====== INPUT DATA
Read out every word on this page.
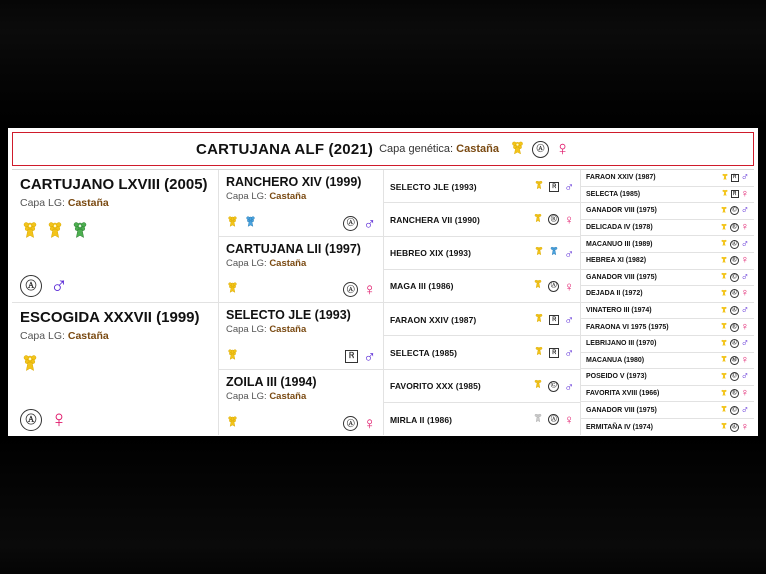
CARTUJANA ALF (2021) Capa genética: Castaña	Ⓐ ♀
CARTUJANO LXVIII (2005)
Capa LG: Castaña
Ⓐ ♂
ESCOGIDA XXXVII (1999)
Capa LG: Castaña
Ⓐ ♀
RANCHERO XIV (1999)
Capa LG: Castaña
Ⓐ ♂
CARTUJANA LII (1997)
Capa LG: Castaña
Ⓐ ♀
SELECTO JLE (1993)
Capa LG: Castaña
Ꮢ ♂
ZOILA III (1994)
Capa LG: Castaña
Ⓐ ♀
SELECTO JLE (1993)	Ꮢ ♂
RANCHERA VII (1990)	Ⓡ ♀
HEBREO XIX (1993)	♂
MAGA III (1986)	Ⓐ ♀
FARAON XXIV (1987)	Ꮢ ♂
SELECTA (1985)	Ꮢ ♂
FAVORITO XXX (1985)	Ⓒ ♂
MIRLA II (1986)	Ⓐ ♀
FARAON XXIV (1987)	Ꮢ ♂
SELECTA (1985)	Ꮢ ♀
GANADOR VIII (1975)	Ⓒ ♂
DELICADA IV (1978)	Ⓡ ♀
MACANUO III (1989)	Ⓐ ♂
HEBREA XI (1982)	Ⓡ ♀
GANADOR VIII (1975)	Ⓒ ♂
DEJADA II (1972)	Ⓐ ♀
VINATERO III (1974)	Ⓐ ♂
FARAONA VI 1975 (1975)	Ⓡ ♀
LEBRIJANO III (1970)	Ⓐ ♂
MACANUA (1980)	Ⓜ ♀
POSEIDO V (1973)	Ⓤ ♂
FAVORITA XVIII (1966)	Ⓡ ♀
GANADOR VIII (1975)	Ⓒ ♂
ERMITAÑA IV (1974)	Ⓐ ♀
============
_TASK OBJECTIVE_:
Write out the listing word for word, omitting the pictures it holds.

_FINISHED ANSWER_:
Read out every word on this page.
CARTUJANA ALF (2021) Capa genética: Castaña	Ⓐ ♀
CARTUJANO LXVIII (2005)
Capa LG: Castaña
Ⓐ ♂
ESCOGIDA XXXVII (1999)
Capa LG: Castaña
Ⓐ ♀
RANCHERO XIV (1999)
Capa LG: Castaña
Ⓐ ♂
CARTUJANA LII (1997)
Capa LG: Castaña
Ⓐ ♀
SELECTO JLE (1993)
Capa LG: Castaña
Ꮢ ♂
ZOILA III (1994)
Capa LG: Castaña
Ⓐ ♀
SELECTO JLE (1993)	Ꮢ ♂
RANCHERA VII (1990)	Ⓡ ♀
HEBREO XIX (1993)	♂
MAGA III (1986)	Ⓐ ♀
FARAON XXIV (1987)	Ꮢ ♂
SELECTA (1985)	Ꮢ ♂
FAVORITO XXX (1985)	Ⓒ ♂
MIRLA II (1986)	Ⓐ ♀
FARAON XXIV (1987)	Ꮢ ♂
SELECTA (1985)	Ꮢ ♀
GANADOR VIII (1975)	Ⓒ ♂
DELICADA IV (1978)	Ⓡ ♀
MACANUO III (1989)	Ⓐ ♂
HEBREA XI (1982)	Ⓡ ♀
GANADOR VIII (1975)	Ⓒ ♂
DEJADA II (1972)	Ⓐ ♀
VINATERO III (1974)	Ⓐ ♂
FARAONA VI 1975 (1975)	Ⓡ ♀
LEBRIJANO III (1970)	Ⓐ ♂
MACANUA (1980)	Ⓜ ♀
POSEIDO V (1973)	Ⓤ ♂
FAVORITA XVIII (1966)	Ⓡ ♀
GANADOR VIII (1975)	Ⓒ ♂
ERMITAÑA IV (1974)	Ⓐ ♀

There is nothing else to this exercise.